#### Records for this exercise:
'''
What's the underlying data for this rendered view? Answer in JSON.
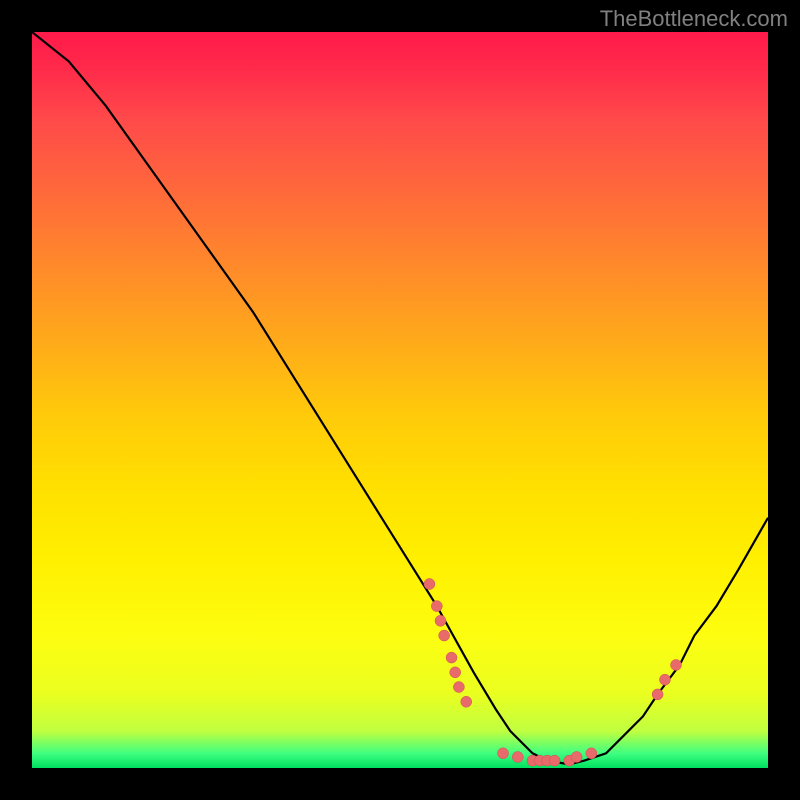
{
  "watermark": "TheBottleneck.com",
  "chart_data": {
    "type": "line",
    "title": "",
    "xlabel": "",
    "ylabel": "",
    "xlim": [
      0,
      100
    ],
    "ylim": [
      0,
      100
    ],
    "curve": {
      "name": "bottleneck-curve",
      "x": [
        0,
        5,
        10,
        15,
        20,
        25,
        30,
        35,
        40,
        45,
        50,
        55,
        60,
        63,
        65,
        68,
        70,
        73,
        75,
        78,
        80,
        83,
        85,
        88,
        90,
        93,
        96,
        100
      ],
      "y": [
        100,
        96,
        90,
        83,
        76,
        69,
        62,
        54,
        46,
        38,
        30,
        22,
        13,
        8,
        5,
        2,
        1,
        0.5,
        1,
        2,
        4,
        7,
        10,
        14,
        18,
        22,
        27,
        34
      ]
    },
    "scatter_points": [
      {
        "x": 54,
        "y": 25
      },
      {
        "x": 55,
        "y": 22
      },
      {
        "x": 55.5,
        "y": 20
      },
      {
        "x": 56,
        "y": 18
      },
      {
        "x": 57,
        "y": 15
      },
      {
        "x": 57.5,
        "y": 13
      },
      {
        "x": 58,
        "y": 11
      },
      {
        "x": 59,
        "y": 9
      },
      {
        "x": 64,
        "y": 2
      },
      {
        "x": 66,
        "y": 1.5
      },
      {
        "x": 68,
        "y": 1
      },
      {
        "x": 69,
        "y": 1
      },
      {
        "x": 70,
        "y": 1
      },
      {
        "x": 71,
        "y": 1
      },
      {
        "x": 73,
        "y": 1
      },
      {
        "x": 74,
        "y": 1.5
      },
      {
        "x": 76,
        "y": 2
      },
      {
        "x": 85,
        "y": 10
      },
      {
        "x": 86,
        "y": 12
      },
      {
        "x": 87.5,
        "y": 14
      }
    ]
  }
}
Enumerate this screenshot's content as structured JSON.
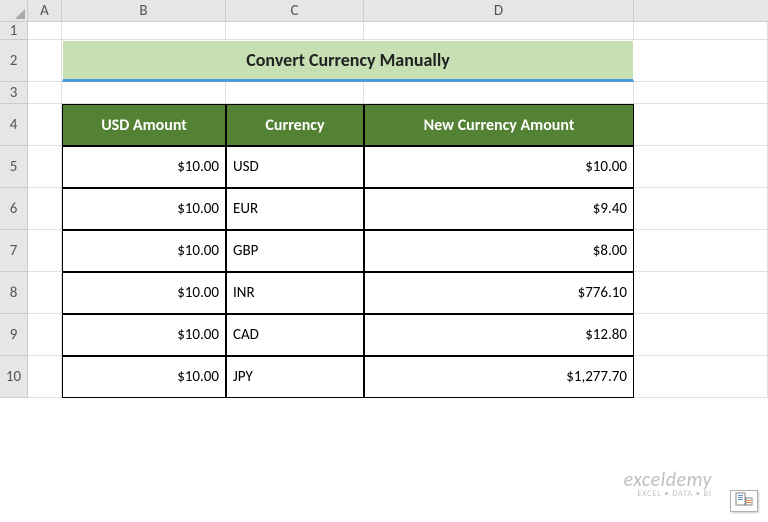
{
  "columns": [
    "A",
    "B",
    "C",
    "D"
  ],
  "rows": [
    "1",
    "2",
    "3",
    "4",
    "5",
    "6",
    "7",
    "8",
    "9",
    "10"
  ],
  "title": "Convert Currency Manually",
  "headers": {
    "usd": "USD Amount",
    "currency": "Currency",
    "new_amount": "New Currency Amount"
  },
  "data": [
    {
      "usd": "$10.00",
      "currency": "USD",
      "amount": "$10.00"
    },
    {
      "usd": "$10.00",
      "currency": "EUR",
      "amount": "$9.40"
    },
    {
      "usd": "$10.00",
      "currency": "GBP",
      "amount": "$8.00"
    },
    {
      "usd": "$10.00",
      "currency": "INR",
      "amount": "$776.10"
    },
    {
      "usd": "$10.00",
      "currency": "CAD",
      "amount": "$12.80"
    },
    {
      "usd": "$10.00",
      "currency": "JPY",
      "amount": "$1,277.70"
    }
  ],
  "watermark": {
    "brand": "exceldemy",
    "tagline": "EXCEL • DATA • BI"
  },
  "chart_data": {
    "type": "table",
    "title": "Convert Currency Manually",
    "columns": [
      "USD Amount",
      "Currency",
      "New Currency Amount"
    ],
    "rows": [
      [
        "$10.00",
        "USD",
        "$10.00"
      ],
      [
        "$10.00",
        "EUR",
        "$9.40"
      ],
      [
        "$10.00",
        "GBP",
        "$8.00"
      ],
      [
        "$10.00",
        "INR",
        "$776.10"
      ],
      [
        "$10.00",
        "CAD",
        "$12.80"
      ],
      [
        "$10.00",
        "JPY",
        "$1,277.70"
      ]
    ]
  }
}
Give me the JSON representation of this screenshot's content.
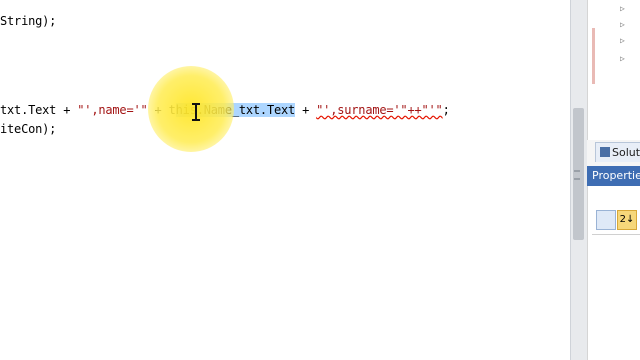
'''
#### What the task asks:
Pictures don't belong in the copy. Transcribe every record exactly as it appears.

#### Full output:
What's the underlying data for this rendered view? Answer in JSON.
{
  "watermark": "TheBottleneck.com",
  "chart_data": {
    "type": "line",
    "title": "",
    "xlabel": "",
    "ylabel": "",
    "xlim": [
      0,
      100
    ],
    "ylim": [
      0,
      100
    ],
    "curve": {
      "name": "bottleneck-curve",
      "x": [
        0,
        5,
        10,
        15,
        20,
        25,
        30,
        35,
        40,
        45,
        50,
        55,
        60,
        63,
        65,
        68,
        70,
        73,
        75,
        78,
        80,
        83,
        85,
        88,
        90,
        93,
        96,
        100
      ],
      "y": [
        100,
        96,
        90,
        83,
        76,
        69,
        62,
        54,
        46,
        38,
        30,
        22,
        13,
        8,
        5,
        2,
        1,
        0.5,
        1,
        2,
        4,
        7,
        10,
        14,
        18,
        22,
        27,
        34
      ]
    },
    "scatter_points": [
      {
        "x": 54,
        "y": 25
      },
      {
        "x": 55,
        "y": 22
      },
      {
        "x": 55.5,
        "y": 20
      },
      {
        "x": 56,
        "y": 18
      },
      {
        "x": 57,
        "y": 15
      },
      {
        "x": 57.5,
        "y": 13
      },
      {
        "x": 58,
        "y": 11
      },
      {
        "x": 59,
        "y": 9
      },
      {
        "x": 64,
        "y": 2
      },
      {
        "x": 66,
        "y": 1.5
      },
      {
        "x": 68,
        "y": 1
      },
      {
        "x": 69,
        "y": 1
      },
      {
        "x": 70,
        "y": 1
      },
      {
        "x": 71,
        "y": 1
      },
      {
        "x": 73,
        "y": 1
      },
      {
        "x": 74,
        "y": 1.5
      },
      {
        "x": 76,
        "y": 2
      },
      {
        "x": 85,
        "y": 10
      },
      {
        "x": 86,
        "y": 12
      },
      {
        "x": 87.5,
        "y": 14
      }
    ]
  }
}
Enumerate this screenshot's content as structured JSON.
{
  "columns": [
    "A",
    "B",
    "C",
    "D"
  ],
  "rows": [
    "1",
    "2",
    "3",
    "4",
    "5",
    "6",
    "7",
    "8",
    "9",
    "10"
  ],
  "title": "Convert Currency Manually",
  "headers": {
    "usd": "USD Amount",
    "currency": "Currency",
    "new_amount": "New Currency Amount"
  },
  "data": [
    {
      "usd": "$10.00",
      "currency": "USD",
      "amount": "$10.00"
    },
    {
      "usd": "$10.00",
      "currency": "EUR",
      "amount": "$9.40"
    },
    {
      "usd": "$10.00",
      "currency": "GBP",
      "amount": "$8.00"
    },
    {
      "usd": "$10.00",
      "currency": "INR",
      "amount": "$776.10"
    },
    {
      "usd": "$10.00",
      "currency": "CAD",
      "amount": "$12.80"
    },
    {
      "usd": "$10.00",
      "currency": "JPY",
      "amount": "$1,277.70"
    }
  ],
  "watermark": {
    "brand": "exceldemy",
    "tagline": "EXCEL • DATA • BI"
  },
  "chart_data": {
    "type": "table",
    "title": "Convert Currency Manually",
    "columns": [
      "USD Amount",
      "Currency",
      "New Currency Amount"
    ],
    "rows": [
      [
        "$10.00",
        "USD",
        "$10.00"
      ],
      [
        "$10.00",
        "EUR",
        "$9.40"
      ],
      [
        "$10.00",
        "GBP",
        "$8.00"
      ],
      [
        "$10.00",
        "INR",
        "$776.10"
      ],
      [
        "$10.00",
        "CAD",
        "$12.80"
      ],
      [
        "$10.00",
        "JPY",
        "$1,277.70"
      ]
    ]
  }
}
Give me the JSON representation of this screenshot's content.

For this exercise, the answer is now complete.